*Goal of the exercise*:
Check each line of the records for "this"; collect those that have it.
------------------------------------
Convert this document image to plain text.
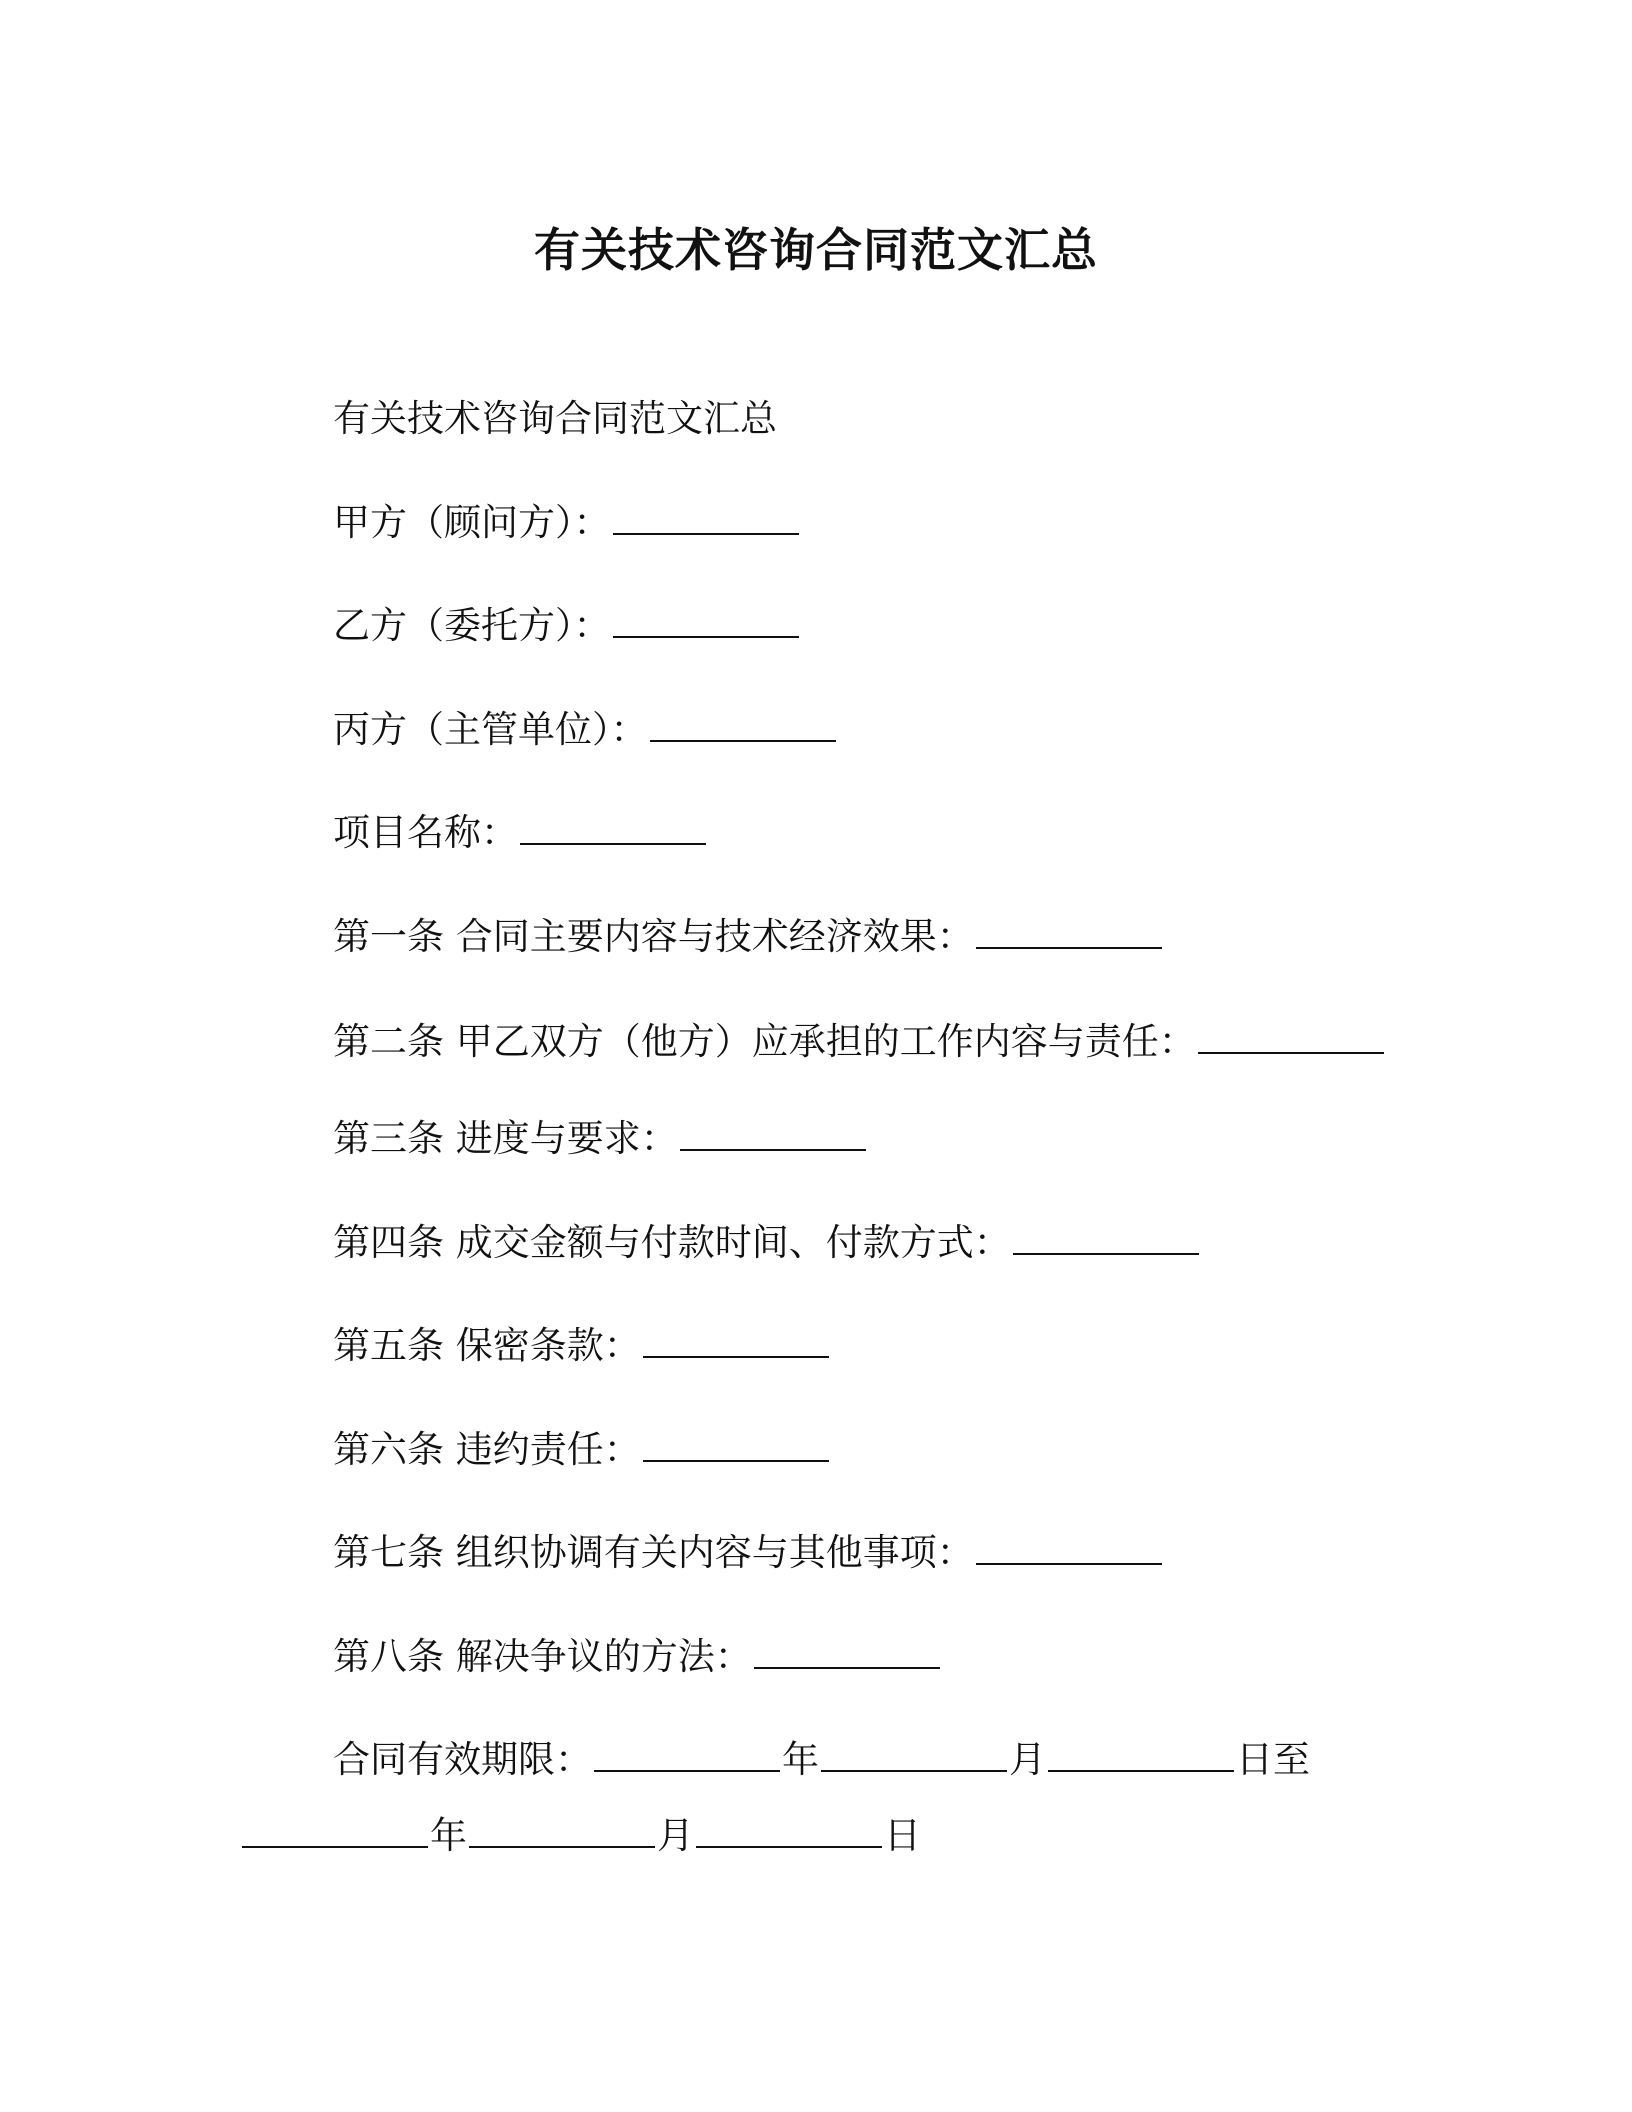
有关技术咨询合同范文汇总

有关技术咨询合同范文汇总

甲方（顾问方）：

乙方（委托方）：

丙方（主管单位）：

项目名称：

第一条 合同主要内容与技术经济效果：

第二条 甲乙双方（他方）应承担的工作内容与责任：

第三条 进度与要求：

第四条 成交金额与付款时间、付款方式：

第五条 保密条款：

第六条 违约责任：

第七条 组织协调有关内容与其他事项：

第八条 解决争议的方法：

合同有效期限：	年	月	日至

年	月	日
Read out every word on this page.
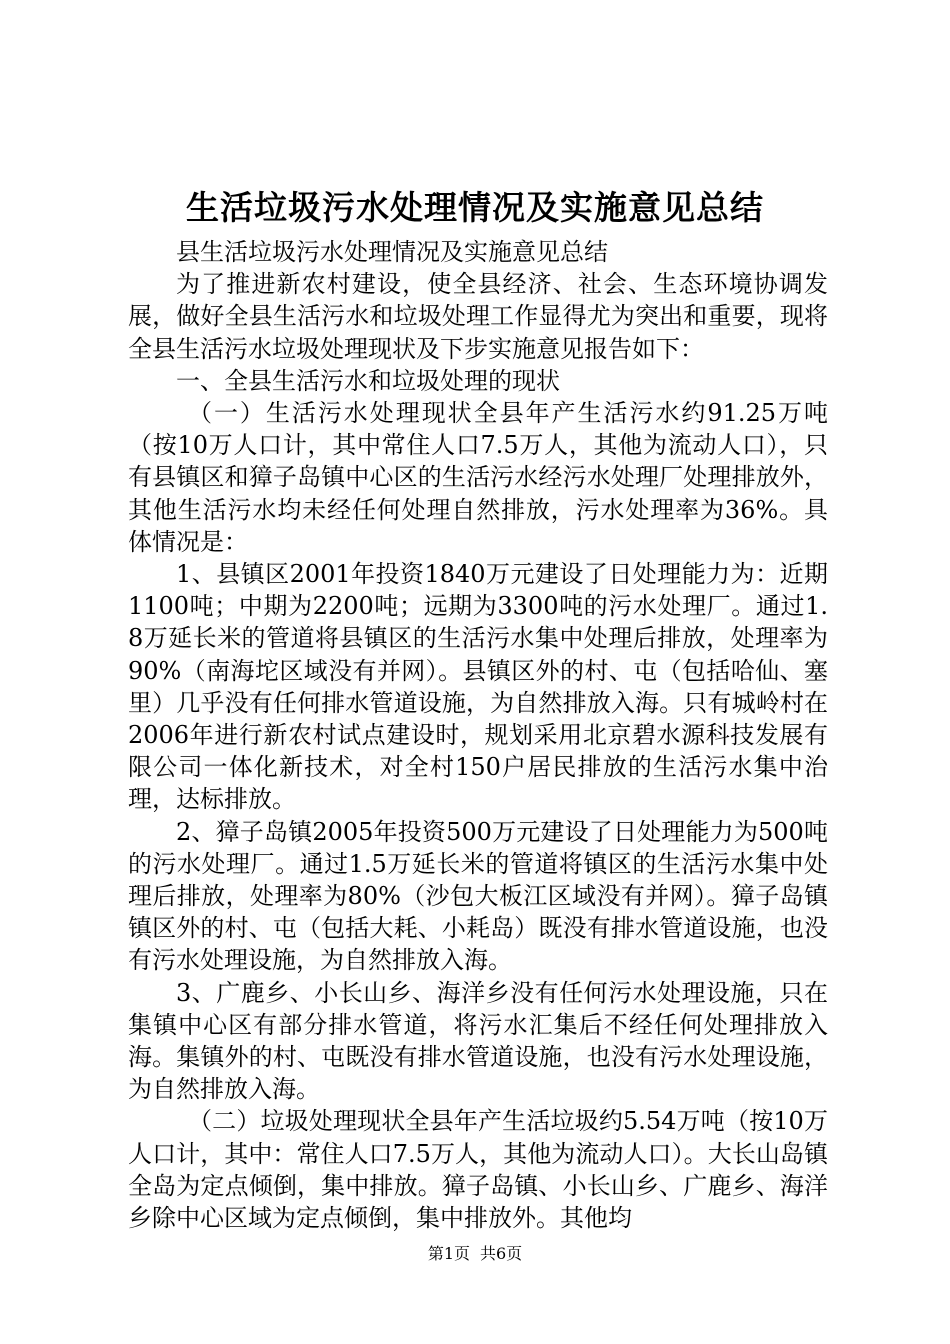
生活垃圾污水处理情况及实施意见总结

县生活垃圾污水处理情况及实施意见总结

为了推进新农村建设，使全县经济、社会、生态环境协调发展，做好全县生活污水和垃圾处理工作显得尤为突出和重要，现将全县生活污水垃圾处理现状及下步实施意见报告如下：

一、全县生活污水和垃圾处理的现状

（一）生活污水处理现状全县年产生活污水约91.25万吨（按10万人口计，其中常住人口7.5万人，其他为流动人口），只有县镇区和獐子岛镇中心区的生活污水经污水处理厂处理排放外，其他生活污水均未经任何处理自然排放，污水处理率为36%。具体情况是：

1、县镇区2001年投资1840万元建设了日处理能力为：近期1100吨；中期为2200吨；远期为3300吨的污水处理厂。通过1.8万延长米的管道将县镇区的生活污水集中处理后排放，处理率为90%（南海坨区域没有并网）。县镇区外的村、屯（包括哈仙、塞里）几乎没有任何排水管道设施，为自然排放入海。只有城岭村在2006年进行新农村试点建设时，规划采用北京碧水源科技发展有限公司一体化新技术，对全村150户居民排放的生活污水集中治理，达标排放。

2、獐子岛镇2005年投资500万元建设了日处理能力为500吨的污水处理厂。通过1.5万延长米的管道将镇区的生活污水集中处理后排放，处理率为80%（沙包大板江区域没有并网）。獐子岛镇镇区外的村、屯（包括大耗、小耗岛）既没有排水管道设施，也没有污水处理设施，为自然排放入海。

3、广鹿乡、小长山乡、海洋乡没有任何污水处理设施，只在集镇中心区有部分排水管道，将污水汇集后不经任何处理排放入海。集镇外的村、屯既没有排水管道设施，也没有污水处理设施，为自然排放入海。

（二）垃圾处理现状全县年产生活垃圾约5.54万吨（按10万人口计，其中：常住人口7.5万人，其他为流动人口）。大长山岛镇全岛为定点倾倒，集中排放。獐子岛镇、小长山乡、广鹿乡、海洋乡除中心区域为定点倾倒，集中排放外。其他均

第1页 共6页
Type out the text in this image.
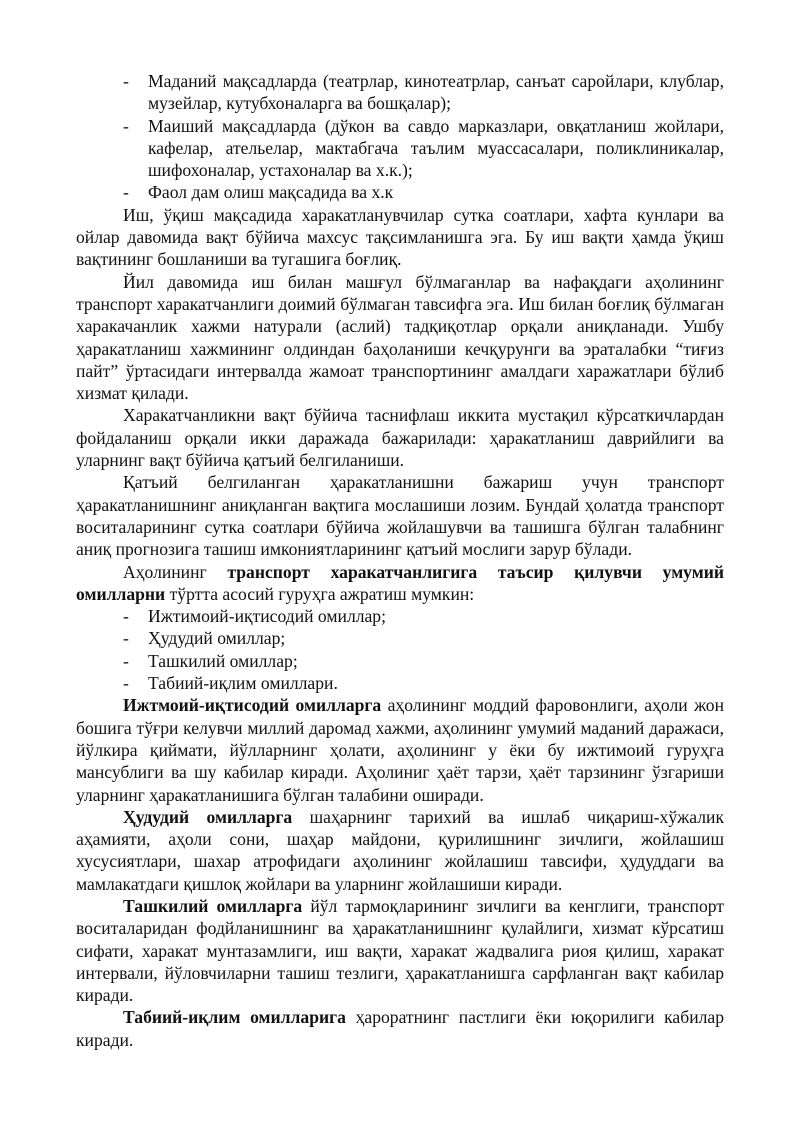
- Маданий мақсадларда (театрлар, кинотеатрлар, санъат саройлари, клублар, музейлар, кутубхоналарга ва бошқалар);
- Маиший мақсадларда (дўкон ва савдо марказлари, овқатланиш жойлари, кафелар, ательелар, мактабгача таълим муассасалари, поликлиникалар, шифохоналар, устахоналар ва х.к.);
- Фаол дам олиш мақсадида ва х.к

Иш, ўқиш мақсадида харакатланувчилар сутка соатлари, хафта кунлари ва ойлар давомида вақт бўйича махсус тақсимланишга эга. Бу иш вақти ҳамда ўқиш вақтининг бошланиши ва тугашига боғлиқ.

Йил давомида иш билан машғул бўлмаганлар ва нафақдаги аҳолининг транспорт харакатчанлиги доимий бўлмаган тавсифга эга. Иш билан боғлиқ бўлмаган харакачанлик хажми натурали (аслий) тадқиқотлар орқали аниқланади. Ушбу ҳаракатланиш хажмининг олдиндан баҳоланиши кечқурунги ва эраталабки “тиғиз пайт” ўртасидаги интервалда жамоат транспортининг амалдаги харажатлари бўлиб хизмат қилади.

Харакатчанликни вақт бўйича таснифлаш иккита мустақил кўрсаткичлардан фойдаланиш орқали икки даражада бажарилади: ҳаракатланиш даврийлиги ва уларнинг вақт бўйича қатъий белгиланиши.

Қатъий белгиланган ҳаракатланишни бажариш учун транспорт ҳаракатланишнинг аниқланган вақтига мослашиши лозим. Бундай ҳолатда транспорт воситаларининг сутка соатлари бўйича жойлашувчи ва ташишга бўлган талабнинг аниқ прогнозига ташиш имкониятларининг қатъий мослиги зарур бўлади.

Аҳолининг транспорт харакатчанлигига таъсир қилувчи умумий омилларни тўртта асосий гуруҳга ажратиш мумкин:

- Ижтимоий-иқтисодий омиллар;
- Ҳудудий омиллар;
- Ташкилий омиллар;
- Табиий-иқлим омиллари.

Ижтмоий-иқтисодий омилларга аҳолининг моддий фаровонлиги, аҳоли жон бошига тўғри келувчи миллий даромад хажми, аҳолининг умумий маданий даражаси, йўлкира қиймати, йўлларнинг ҳолати, аҳолининг у ёки бу ижтимоий гуруҳга мансублиги ва шу кабилар киради. Аҳолиниг ҳаёт тарзи, ҳаёт тарзининг ўзгариши уларнинг ҳаракатланишига бўлган талабини оширади.

Ҳудудий омилларга шаҳарнинг тарихий ва ишлаб чиқариш-хўжалик аҳамияти, аҳоли сони, шаҳар майдони, қурилишнинг зичлиги, жойлашиш хусусиятлари, шахар атрофидаги аҳолининг жойлашиш тавсифи, ҳудуддаги ва мамлакатдаги қишлоқ жойлари ва уларнинг жойлашиши киради.

Ташкилий омилларга йўл тармоқларининг зичлиги ва кенглиги, транспорт воситаларидан фодйланишнинг ва ҳаракатланишнинг қулайлиги, хизмат кўрсатиш сифати, харакат мунтазамлиги, иш вақти, харакат жадвалига риоя қилиш, харакат интервали, йўловчиларни ташиш тезлиги, ҳаракатланишга сарфланган вақт кабилар киради.

Табиий-иқлим омилларига ҳароратнинг пастлиги ёки юқорилиги кабилар киради.
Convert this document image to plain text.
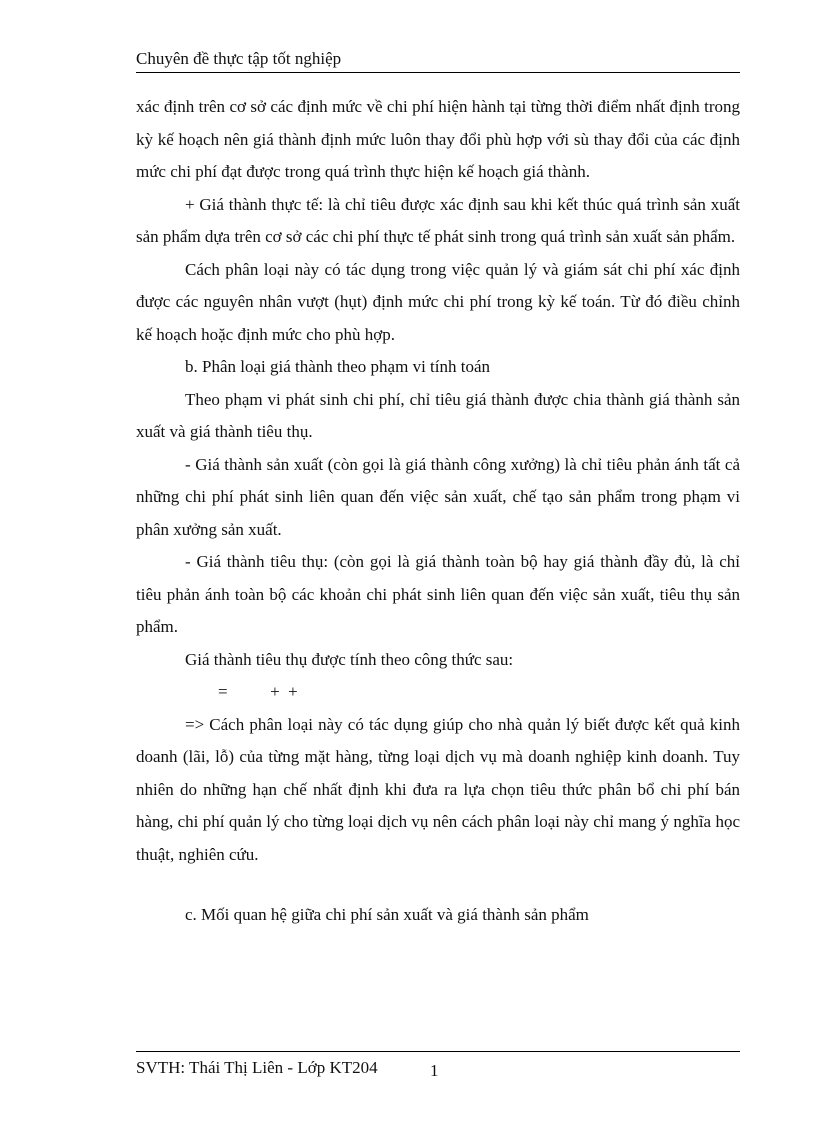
Chuyên đề thực tập tốt nghiệp

xác định trên cơ sở các định mức về chi phí hiện hành tại từng thời điểm nhất định trong kỳ kế hoạch nên giá thành định mức luôn thay đổi phù hợp với sù thay đổi của các định mức chi phí đạt được trong quá trình thực hiện kế hoạch giá thành.

+ Giá thành thực tế: là chỉ tiêu được xác định sau khi kết thúc quá trình sản xuất sản phẩm dựa trên cơ sở các chi phí thực tế phát sinh trong quá trình sản xuất sản phẩm.

Cách phân loại này có tác dụng trong việc quản lý và giám sát chi phí xác định được các nguyên nhân vượt (hụt) định mức chi phí trong kỳ kế toán. Từ đó điều chỉnh kế hoạch hoặc định mức cho phù hợp.

b. Phân loại giá thành theo phạm vi tính toán

Theo phạm vi phát sinh chi phí, chỉ tiêu giá thành được chia thành giá thành sản xuất và giá thành tiêu thụ.

- Giá thành sản xuất (còn gọi là giá thành công xưởng) là chỉ tiêu phản ánh tất cả những chi phí phát sinh liên quan đến việc sản xuất, chế tạo sản phẩm trong phạm vi phân xưởng sản xuất.

- Giá thành tiêu thụ: (còn gọi là giá thành toàn bộ hay giá thành đầy đủ, là chỉ tiêu phản ánh toàn bộ các khoản chi phát sinh liên quan đến việc sản xuất, tiêu thụ sản phẩm.

Giá thành tiêu thụ được tính theo công thức sau:

=          +  +

=> Cách phân loại này có tác dụng giúp cho nhà quản lý biết được kết quả kinh doanh (lãi, lỗ) của từng mặt hàng, từng loại dịch vụ mà doanh nghiệp kinh doanh. Tuy nhiên do những hạn chế nhất định khi đưa ra lựa chọn tiêu thức phân bổ chi phí bán hàng, chi phí quản lý cho từng loại dịch vụ nên cách phân loại này chỉ mang ý nghĩa học thuật, nghiên cứu.

c. Mối quan hệ giữa chi phí sản xuất và giá thành sản phẩm

SVTH: Thái Thị Liên - Lớp KT204	1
------------------------------------
*Completed task*:
Convert this document image to plain text.
Read out every word on this page.
Type out the text in this image.
Convert this document image to plain text.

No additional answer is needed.